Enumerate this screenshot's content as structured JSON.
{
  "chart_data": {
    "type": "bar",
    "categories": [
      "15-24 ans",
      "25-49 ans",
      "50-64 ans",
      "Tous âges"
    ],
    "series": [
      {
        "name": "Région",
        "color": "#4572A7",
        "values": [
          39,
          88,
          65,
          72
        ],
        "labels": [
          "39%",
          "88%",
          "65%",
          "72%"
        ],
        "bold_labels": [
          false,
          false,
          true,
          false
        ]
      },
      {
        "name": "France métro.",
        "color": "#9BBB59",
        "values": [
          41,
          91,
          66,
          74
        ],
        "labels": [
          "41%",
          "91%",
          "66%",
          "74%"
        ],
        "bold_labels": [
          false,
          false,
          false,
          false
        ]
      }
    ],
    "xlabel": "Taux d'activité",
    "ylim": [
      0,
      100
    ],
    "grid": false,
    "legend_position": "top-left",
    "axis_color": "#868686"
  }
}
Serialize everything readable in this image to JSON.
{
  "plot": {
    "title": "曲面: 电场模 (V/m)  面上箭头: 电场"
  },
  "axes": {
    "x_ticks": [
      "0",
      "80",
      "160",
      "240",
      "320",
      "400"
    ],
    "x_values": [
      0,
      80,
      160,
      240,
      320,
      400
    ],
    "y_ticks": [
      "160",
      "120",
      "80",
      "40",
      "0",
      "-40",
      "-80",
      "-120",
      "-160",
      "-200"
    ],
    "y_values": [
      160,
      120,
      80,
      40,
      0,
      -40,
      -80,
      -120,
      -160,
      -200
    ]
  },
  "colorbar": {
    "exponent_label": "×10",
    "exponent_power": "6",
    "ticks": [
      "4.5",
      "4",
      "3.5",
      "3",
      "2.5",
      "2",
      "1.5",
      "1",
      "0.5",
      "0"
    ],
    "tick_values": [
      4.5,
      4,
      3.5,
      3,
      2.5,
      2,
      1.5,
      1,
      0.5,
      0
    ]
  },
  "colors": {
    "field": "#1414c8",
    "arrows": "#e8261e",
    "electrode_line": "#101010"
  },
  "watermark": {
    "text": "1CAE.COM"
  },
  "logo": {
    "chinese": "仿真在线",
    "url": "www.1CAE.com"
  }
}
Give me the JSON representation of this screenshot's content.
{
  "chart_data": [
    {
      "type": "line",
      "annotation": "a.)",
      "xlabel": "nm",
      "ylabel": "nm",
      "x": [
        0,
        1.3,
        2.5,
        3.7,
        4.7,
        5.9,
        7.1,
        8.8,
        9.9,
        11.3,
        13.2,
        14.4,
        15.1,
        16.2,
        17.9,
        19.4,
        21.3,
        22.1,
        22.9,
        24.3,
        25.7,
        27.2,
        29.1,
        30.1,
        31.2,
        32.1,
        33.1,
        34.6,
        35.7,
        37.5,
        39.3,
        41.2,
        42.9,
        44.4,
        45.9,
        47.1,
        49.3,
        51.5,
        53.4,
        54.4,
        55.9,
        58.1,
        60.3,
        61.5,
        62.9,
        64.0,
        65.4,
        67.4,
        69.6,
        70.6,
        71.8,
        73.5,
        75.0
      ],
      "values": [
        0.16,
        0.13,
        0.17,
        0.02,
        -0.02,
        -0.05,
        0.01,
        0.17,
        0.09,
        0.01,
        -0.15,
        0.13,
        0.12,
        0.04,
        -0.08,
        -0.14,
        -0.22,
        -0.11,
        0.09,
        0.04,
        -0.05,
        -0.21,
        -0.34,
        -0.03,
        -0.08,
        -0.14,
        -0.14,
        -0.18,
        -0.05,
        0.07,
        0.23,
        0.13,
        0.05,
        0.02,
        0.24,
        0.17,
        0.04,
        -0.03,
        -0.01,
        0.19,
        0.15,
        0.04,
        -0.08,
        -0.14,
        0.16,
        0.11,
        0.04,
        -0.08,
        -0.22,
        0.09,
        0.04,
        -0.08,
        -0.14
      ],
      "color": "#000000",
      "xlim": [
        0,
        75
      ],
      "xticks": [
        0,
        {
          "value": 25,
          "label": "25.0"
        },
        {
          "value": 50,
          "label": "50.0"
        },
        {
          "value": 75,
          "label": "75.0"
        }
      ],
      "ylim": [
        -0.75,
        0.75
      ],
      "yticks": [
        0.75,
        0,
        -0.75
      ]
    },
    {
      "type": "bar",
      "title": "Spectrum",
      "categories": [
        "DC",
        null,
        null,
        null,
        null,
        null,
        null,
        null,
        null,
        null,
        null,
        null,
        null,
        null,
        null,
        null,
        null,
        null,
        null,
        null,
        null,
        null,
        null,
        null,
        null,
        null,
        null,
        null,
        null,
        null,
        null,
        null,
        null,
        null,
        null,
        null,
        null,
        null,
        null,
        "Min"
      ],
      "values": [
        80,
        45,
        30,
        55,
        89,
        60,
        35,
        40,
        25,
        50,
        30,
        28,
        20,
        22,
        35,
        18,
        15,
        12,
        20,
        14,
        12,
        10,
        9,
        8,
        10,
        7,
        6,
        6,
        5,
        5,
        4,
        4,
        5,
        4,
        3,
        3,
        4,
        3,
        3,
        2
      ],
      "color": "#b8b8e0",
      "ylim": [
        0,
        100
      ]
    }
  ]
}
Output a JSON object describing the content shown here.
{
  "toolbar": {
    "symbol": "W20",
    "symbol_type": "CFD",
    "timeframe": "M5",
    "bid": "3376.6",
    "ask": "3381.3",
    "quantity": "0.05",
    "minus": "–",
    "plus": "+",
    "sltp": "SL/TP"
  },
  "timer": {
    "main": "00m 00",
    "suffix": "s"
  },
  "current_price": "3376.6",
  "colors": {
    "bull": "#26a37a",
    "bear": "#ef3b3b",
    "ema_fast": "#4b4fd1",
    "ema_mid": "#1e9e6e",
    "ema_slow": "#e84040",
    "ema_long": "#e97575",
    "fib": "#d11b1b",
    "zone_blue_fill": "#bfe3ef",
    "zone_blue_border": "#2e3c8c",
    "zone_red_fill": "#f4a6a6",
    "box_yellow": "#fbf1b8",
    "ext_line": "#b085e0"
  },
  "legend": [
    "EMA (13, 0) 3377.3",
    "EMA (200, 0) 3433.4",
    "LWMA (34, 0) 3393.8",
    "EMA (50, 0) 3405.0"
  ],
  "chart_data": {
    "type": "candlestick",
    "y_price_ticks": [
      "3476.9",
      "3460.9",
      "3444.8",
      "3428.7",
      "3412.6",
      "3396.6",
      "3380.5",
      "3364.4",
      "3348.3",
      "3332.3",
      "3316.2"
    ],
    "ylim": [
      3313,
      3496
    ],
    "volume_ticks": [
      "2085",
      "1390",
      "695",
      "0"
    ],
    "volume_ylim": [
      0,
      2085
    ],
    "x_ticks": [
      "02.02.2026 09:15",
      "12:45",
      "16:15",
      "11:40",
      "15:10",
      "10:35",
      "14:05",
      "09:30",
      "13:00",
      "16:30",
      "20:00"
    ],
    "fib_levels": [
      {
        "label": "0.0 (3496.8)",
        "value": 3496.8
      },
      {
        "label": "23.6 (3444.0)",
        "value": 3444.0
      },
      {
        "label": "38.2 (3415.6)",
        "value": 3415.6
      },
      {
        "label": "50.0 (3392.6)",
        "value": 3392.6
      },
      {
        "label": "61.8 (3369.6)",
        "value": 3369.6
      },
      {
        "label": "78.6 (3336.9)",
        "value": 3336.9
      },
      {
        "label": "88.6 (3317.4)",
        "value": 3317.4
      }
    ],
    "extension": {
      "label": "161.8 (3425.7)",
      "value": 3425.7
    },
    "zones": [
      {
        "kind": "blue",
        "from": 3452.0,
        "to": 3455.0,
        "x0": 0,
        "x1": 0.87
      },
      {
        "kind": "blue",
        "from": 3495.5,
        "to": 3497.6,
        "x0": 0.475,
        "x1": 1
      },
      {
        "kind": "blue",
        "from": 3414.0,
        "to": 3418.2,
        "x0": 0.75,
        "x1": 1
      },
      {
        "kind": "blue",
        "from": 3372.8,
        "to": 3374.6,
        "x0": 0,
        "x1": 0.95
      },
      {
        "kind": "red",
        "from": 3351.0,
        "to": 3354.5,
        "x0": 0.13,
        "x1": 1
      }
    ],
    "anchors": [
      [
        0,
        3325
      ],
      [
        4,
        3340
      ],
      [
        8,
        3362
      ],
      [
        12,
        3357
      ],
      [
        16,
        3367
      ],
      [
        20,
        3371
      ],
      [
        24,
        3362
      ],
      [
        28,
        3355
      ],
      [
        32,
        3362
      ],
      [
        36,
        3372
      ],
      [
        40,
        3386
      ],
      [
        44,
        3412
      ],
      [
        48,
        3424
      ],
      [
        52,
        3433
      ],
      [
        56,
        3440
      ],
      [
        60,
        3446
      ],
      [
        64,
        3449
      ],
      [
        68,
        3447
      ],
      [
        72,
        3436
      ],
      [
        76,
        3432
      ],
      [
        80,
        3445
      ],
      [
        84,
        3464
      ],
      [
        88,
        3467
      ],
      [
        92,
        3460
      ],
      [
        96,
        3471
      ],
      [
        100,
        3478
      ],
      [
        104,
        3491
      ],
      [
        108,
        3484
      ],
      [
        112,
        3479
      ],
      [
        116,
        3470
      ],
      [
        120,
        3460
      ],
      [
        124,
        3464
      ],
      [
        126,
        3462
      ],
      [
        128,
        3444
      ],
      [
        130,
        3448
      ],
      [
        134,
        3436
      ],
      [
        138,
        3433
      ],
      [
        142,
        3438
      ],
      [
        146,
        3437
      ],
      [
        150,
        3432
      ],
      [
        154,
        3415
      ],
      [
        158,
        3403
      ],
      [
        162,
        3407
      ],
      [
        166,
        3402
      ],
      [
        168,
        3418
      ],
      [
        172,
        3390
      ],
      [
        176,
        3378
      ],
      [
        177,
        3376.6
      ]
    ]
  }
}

What is required
Single out each line of the records above with the string "title" in it, and copy it.

Worked answer
    "title": "曲面: 电场模 (V/m)  面上箭头: 电场"
      "title": "Spectrum",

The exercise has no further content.